** Start MATERIALS PROVIDED **

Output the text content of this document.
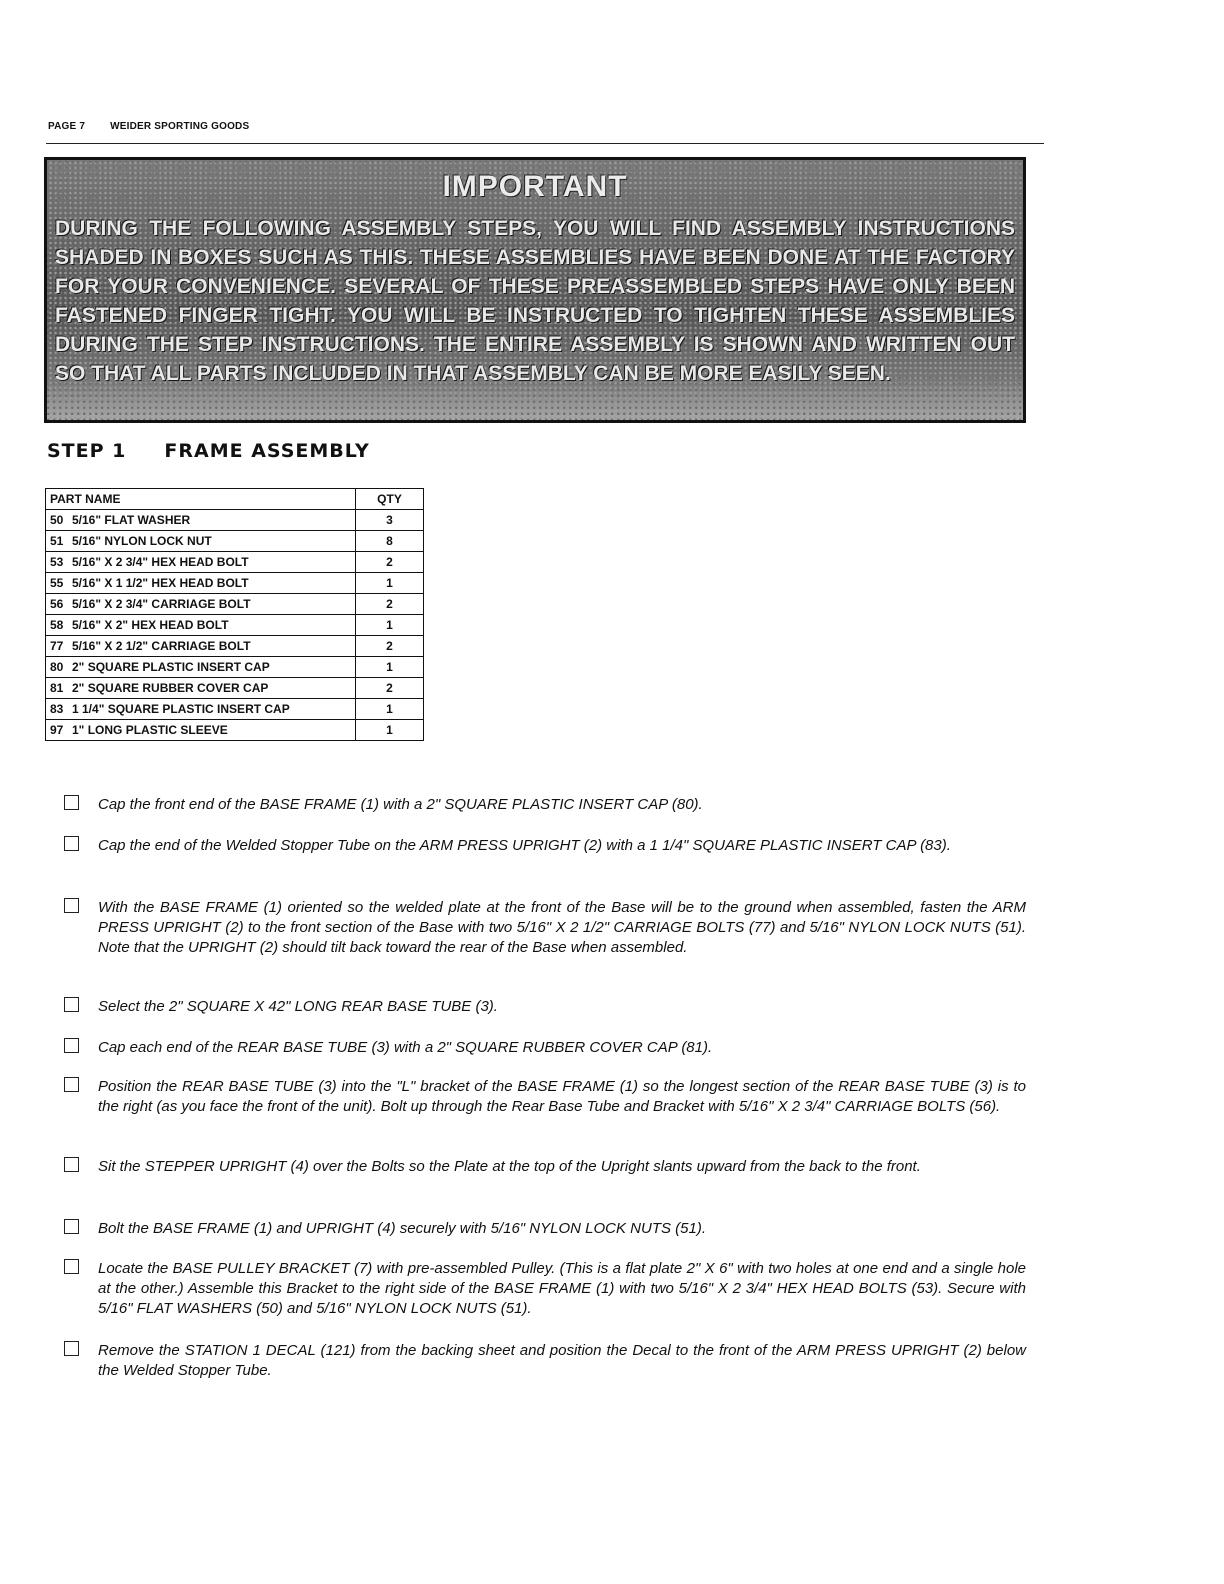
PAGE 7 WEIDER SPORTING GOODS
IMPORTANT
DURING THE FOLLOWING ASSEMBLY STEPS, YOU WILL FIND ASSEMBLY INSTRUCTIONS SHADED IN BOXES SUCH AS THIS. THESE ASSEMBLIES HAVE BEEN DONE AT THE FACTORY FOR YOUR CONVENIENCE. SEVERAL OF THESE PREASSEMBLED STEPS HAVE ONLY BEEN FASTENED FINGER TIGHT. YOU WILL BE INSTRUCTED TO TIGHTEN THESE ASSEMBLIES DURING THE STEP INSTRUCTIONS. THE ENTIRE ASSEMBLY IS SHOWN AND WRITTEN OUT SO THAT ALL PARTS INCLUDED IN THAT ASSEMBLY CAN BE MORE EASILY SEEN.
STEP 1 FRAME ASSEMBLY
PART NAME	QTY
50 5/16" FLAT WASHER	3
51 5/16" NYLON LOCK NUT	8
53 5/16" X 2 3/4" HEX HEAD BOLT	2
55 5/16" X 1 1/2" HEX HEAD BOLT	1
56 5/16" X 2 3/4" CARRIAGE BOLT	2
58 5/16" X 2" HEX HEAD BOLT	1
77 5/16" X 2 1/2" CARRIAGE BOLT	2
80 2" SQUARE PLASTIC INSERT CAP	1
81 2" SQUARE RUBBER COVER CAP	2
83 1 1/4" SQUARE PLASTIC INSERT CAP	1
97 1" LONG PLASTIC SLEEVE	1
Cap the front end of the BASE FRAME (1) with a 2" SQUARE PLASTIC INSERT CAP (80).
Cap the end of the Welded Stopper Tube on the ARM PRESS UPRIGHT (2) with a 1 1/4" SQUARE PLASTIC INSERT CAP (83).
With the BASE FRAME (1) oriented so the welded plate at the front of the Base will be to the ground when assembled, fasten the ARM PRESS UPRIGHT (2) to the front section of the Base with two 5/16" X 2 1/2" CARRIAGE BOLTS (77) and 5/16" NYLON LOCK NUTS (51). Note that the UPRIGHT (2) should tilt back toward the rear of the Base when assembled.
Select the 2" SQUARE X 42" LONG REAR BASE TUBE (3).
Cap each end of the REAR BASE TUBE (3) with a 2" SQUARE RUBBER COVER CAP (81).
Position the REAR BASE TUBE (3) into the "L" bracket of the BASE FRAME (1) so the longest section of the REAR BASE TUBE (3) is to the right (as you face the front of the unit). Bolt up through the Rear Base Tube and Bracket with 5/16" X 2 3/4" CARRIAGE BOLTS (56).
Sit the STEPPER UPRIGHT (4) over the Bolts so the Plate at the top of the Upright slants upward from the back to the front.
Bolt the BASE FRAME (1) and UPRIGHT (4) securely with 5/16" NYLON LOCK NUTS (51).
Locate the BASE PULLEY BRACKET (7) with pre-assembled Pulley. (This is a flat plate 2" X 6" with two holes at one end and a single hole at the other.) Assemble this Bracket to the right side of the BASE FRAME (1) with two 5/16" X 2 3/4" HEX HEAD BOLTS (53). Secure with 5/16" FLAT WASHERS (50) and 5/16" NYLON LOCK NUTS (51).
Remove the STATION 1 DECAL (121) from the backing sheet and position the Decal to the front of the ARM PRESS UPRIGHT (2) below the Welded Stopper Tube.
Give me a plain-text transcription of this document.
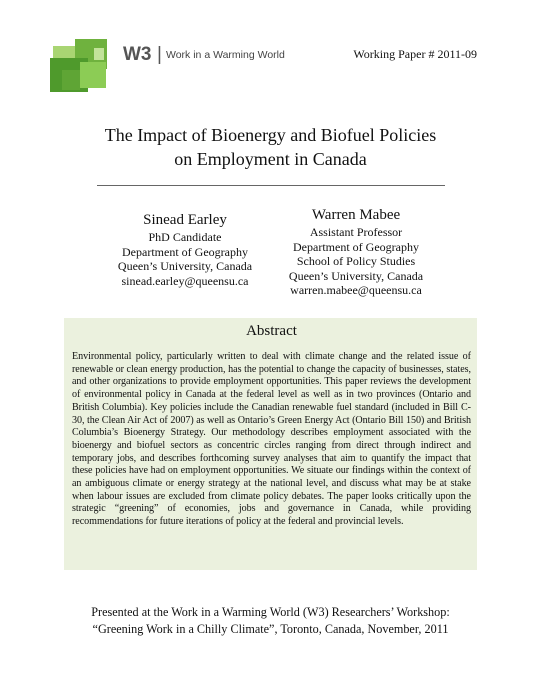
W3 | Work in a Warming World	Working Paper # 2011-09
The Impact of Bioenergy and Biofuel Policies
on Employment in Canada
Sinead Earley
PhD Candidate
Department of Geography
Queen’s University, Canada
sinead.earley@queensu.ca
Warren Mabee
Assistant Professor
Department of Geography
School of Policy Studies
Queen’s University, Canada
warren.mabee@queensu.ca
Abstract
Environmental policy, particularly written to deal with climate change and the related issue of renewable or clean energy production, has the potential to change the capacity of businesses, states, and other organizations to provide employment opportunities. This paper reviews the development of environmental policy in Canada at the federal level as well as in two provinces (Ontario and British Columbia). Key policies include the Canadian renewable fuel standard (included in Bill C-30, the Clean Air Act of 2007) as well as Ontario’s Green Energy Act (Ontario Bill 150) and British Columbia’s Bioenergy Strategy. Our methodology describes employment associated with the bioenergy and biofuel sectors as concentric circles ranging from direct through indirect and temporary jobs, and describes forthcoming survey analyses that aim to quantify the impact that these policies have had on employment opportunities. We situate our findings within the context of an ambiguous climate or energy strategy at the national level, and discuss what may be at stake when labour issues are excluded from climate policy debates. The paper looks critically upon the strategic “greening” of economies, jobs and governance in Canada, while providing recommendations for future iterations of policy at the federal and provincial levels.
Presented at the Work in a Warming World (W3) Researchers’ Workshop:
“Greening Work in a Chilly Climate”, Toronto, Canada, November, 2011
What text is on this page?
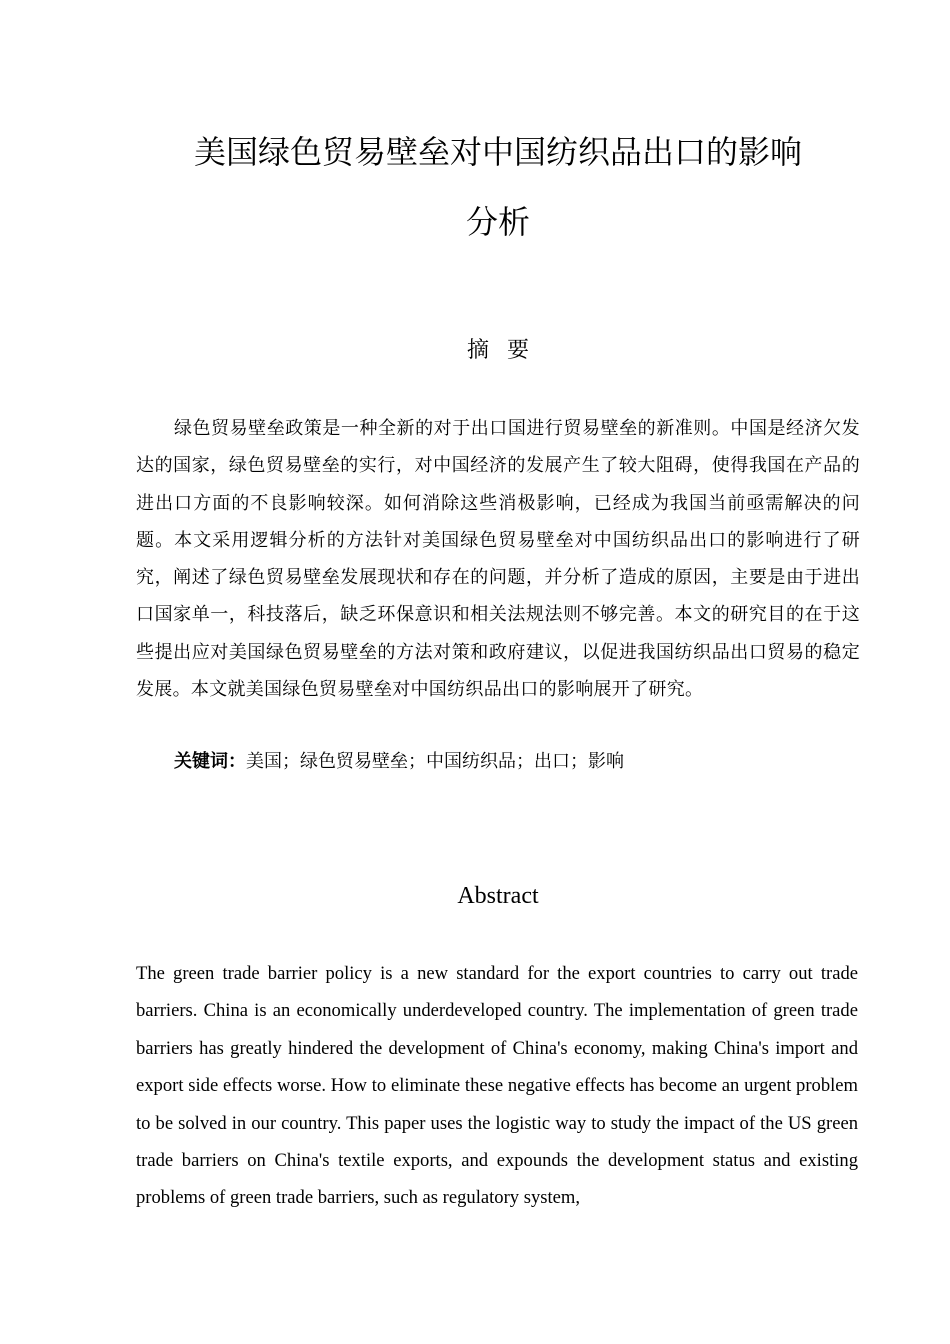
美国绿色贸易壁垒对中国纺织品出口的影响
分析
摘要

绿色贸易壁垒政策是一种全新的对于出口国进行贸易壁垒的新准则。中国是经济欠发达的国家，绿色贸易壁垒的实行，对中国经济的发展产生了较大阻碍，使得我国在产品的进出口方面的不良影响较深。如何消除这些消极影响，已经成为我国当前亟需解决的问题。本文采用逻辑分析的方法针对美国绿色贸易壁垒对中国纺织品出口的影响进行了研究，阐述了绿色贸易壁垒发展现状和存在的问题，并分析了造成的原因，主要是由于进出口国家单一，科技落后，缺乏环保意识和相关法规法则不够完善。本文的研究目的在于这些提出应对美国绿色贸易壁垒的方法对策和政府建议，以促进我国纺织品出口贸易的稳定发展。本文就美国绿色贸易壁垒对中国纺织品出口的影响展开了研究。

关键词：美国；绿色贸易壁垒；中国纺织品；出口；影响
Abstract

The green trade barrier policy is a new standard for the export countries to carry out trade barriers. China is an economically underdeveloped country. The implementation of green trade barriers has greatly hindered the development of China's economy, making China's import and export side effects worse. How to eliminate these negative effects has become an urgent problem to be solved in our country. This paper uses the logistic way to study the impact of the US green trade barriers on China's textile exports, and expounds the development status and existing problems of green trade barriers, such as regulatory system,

** End MATERIALS PROVIDED **

The records above need to be given again exactly. Omit the pictures.

■ **ANSWER TO THIS TASK**:
Output the text content of this document.
PAGE 7 WEIDER SPORTING GOODS
IMPORTANT
DURING THE FOLLOWING ASSEMBLY STEPS, YOU WILL FIND ASSEMBLY INSTRUCTIONS SHADED IN BOXES SUCH AS THIS. THESE ASSEMBLIES HAVE BEEN DONE AT THE FACTORY FOR YOUR CONVENIENCE. SEVERAL OF THESE PREASSEMBLED STEPS HAVE ONLY BEEN FASTENED FINGER TIGHT. YOU WILL BE INSTRUCTED TO TIGHTEN THESE ASSEMBLIES DURING THE STEP INSTRUCTIONS. THE ENTIRE ASSEMBLY IS SHOWN AND WRITTEN OUT SO THAT ALL PARTS INCLUDED IN THAT ASSEMBLY CAN BE MORE EASILY SEEN.
STEP 1 FRAME ASSEMBLY
PART NAME	QTY
50 5/16" FLAT WASHER	3
51 5/16" NYLON LOCK NUT	8
53 5/16" X 2 3/4" HEX HEAD BOLT	2
55 5/16" X 1 1/2" HEX HEAD BOLT	1
56 5/16" X 2 3/4" CARRIAGE BOLT	2
58 5/16" X 2" HEX HEAD BOLT	1
77 5/16" X 2 1/2" CARRIAGE BOLT	2
80 2" SQUARE PLASTIC INSERT CAP	1
81 2" SQUARE RUBBER COVER CAP	2
83 1 1/4" SQUARE PLASTIC INSERT CAP	1
97 1" LONG PLASTIC SLEEVE	1
Cap the front end of the BASE FRAME (1) with a 2" SQUARE PLASTIC INSERT CAP (80).
Cap the end of the Welded Stopper Tube on the ARM PRESS UPRIGHT (2) with a 1 1/4" SQUARE PLASTIC INSERT CAP (83).
With the BASE FRAME (1) oriented so the welded plate at the front of the Base will be to the ground when assembled, fasten the ARM PRESS UPRIGHT (2) to the front section of the Base with two 5/16" X 2 1/2" CARRIAGE BOLTS (77) and 5/16" NYLON LOCK NUTS (51). Note that the UPRIGHT (2) should tilt back toward the rear of the Base when assembled.
Select the 2" SQUARE X 42" LONG REAR BASE TUBE (3).
Cap each end of the REAR BASE TUBE (3) with a 2" SQUARE RUBBER COVER CAP (81).
Position the REAR BASE TUBE (3) into the "L" bracket of the BASE FRAME (1) so the longest section of the REAR BASE TUBE (3) is to the right (as you face the front of the unit). Bolt up through the Rear Base Tube and Bracket with 5/16" X 2 3/4" CARRIAGE BOLTS (56).
Sit the STEPPER UPRIGHT (4) over the Bolts so the Plate at the top of the Upright slants upward from the back to the front.
Bolt the BASE FRAME (1) and UPRIGHT (4) securely with 5/16" NYLON LOCK NUTS (51).
Locate the BASE PULLEY BRACKET (7) with pre-assembled Pulley. (This is a flat plate 2" X 6" with two holes at one end and a single hole at the other.) Assemble this Bracket to the right side of the BASE FRAME (1) with two 5/16" X 2 3/4" HEX HEAD BOLTS (53). Secure with 5/16" FLAT WASHERS (50) and 5/16" NYLON LOCK NUTS (51).
Remove the STATION 1 DECAL (121) from the backing sheet and position the Decal to the front of the ARM PRESS UPRIGHT (2) below the Welded Stopper Tube.
Give me a plain-text transcription of this document.
W3 | Work in a Warming World	Working Paper # 2011-09
The Impact of Bioenergy and Biofuel Policies
on Employment in Canada
Sinead Earley
PhD Candidate
Department of Geography
Queen’s University, Canada
sinead.earley@queensu.ca
Warren Mabee
Assistant Professor
Department of Geography
School of Policy Studies
Queen’s University, Canada
warren.mabee@queensu.ca
Abstract
Environmental policy, particularly written to deal with climate change and the related issue of renewable or clean energy production, has the potential to change the capacity of businesses, states, and other organizations to provide employment opportunities. This paper reviews the development of environmental policy in Canada at the federal level as well as in two provinces (Ontario and British Columbia). Key policies include the Canadian renewable fuel standard (included in Bill C-30, the Clean Air Act of 2007) as well as Ontario’s Green Energy Act (Ontario Bill 150) and British Columbia’s Bioenergy Strategy. Our methodology describes employment associated with the bioenergy and biofuel sectors as concentric circles ranging from direct through indirect and temporary jobs, and describes forthcoming survey analyses that aim to quantify the impact that these policies have had on employment opportunities. We situate our findings within the context of an ambiguous climate or energy strategy at the national level, and discuss what may be at stake when labour issues are excluded from climate policy debates. The paper looks critically upon the strategic “greening” of economies, jobs and governance in Canada, while providing recommendations for future iterations of policy at the federal and provincial levels.
Presented at the Work in a Warming World (W3) Researchers’ Workshop:
“Greening Work in a Chilly Climate”, Toronto, Canada, November, 2011
What text is on this page?
美国绿色贸易壁垒对中国纺织品出口的影响
分析
摘要

绿色贸易壁垒政策是一种全新的对于出口国进行贸易壁垒的新准则。中国是经济欠发达的国家，绿色贸易壁垒的实行，对中国经济的发展产生了较大阻碍，使得我国在产品的进出口方面的不良影响较深。如何消除这些消极影响，已经成为我国当前亟需解决的问题。本文采用逻辑分析的方法针对美国绿色贸易壁垒对中国纺织品出口的影响进行了研究，阐述了绿色贸易壁垒发展现状和存在的问题，并分析了造成的原因，主要是由于进出口国家单一，科技落后，缺乏环保意识和相关法规法则不够完善。本文的研究目的在于这些提出应对美国绿色贸易壁垒的方法对策和政府建议，以促进我国纺织品出口贸易的稳定发展。本文就美国绿色贸易壁垒对中国纺织品出口的影响展开了研究。

关键词：美国；绿色贸易壁垒；中国纺织品；出口；影响
Abstract

The green trade barrier policy is a new standard for the export countries to carry out trade barriers. China is an economically underdeveloped country. The implementation of green trade barriers has greatly hindered the development of China's economy, making China's import and export side effects worse. How to eliminate these negative effects has become an urgent problem to be solved in our country. This paper uses the logistic way to study the impact of the US green trade barriers on China's textile exports, and expounds the development status and existing problems of green trade barriers, such as regulatory system,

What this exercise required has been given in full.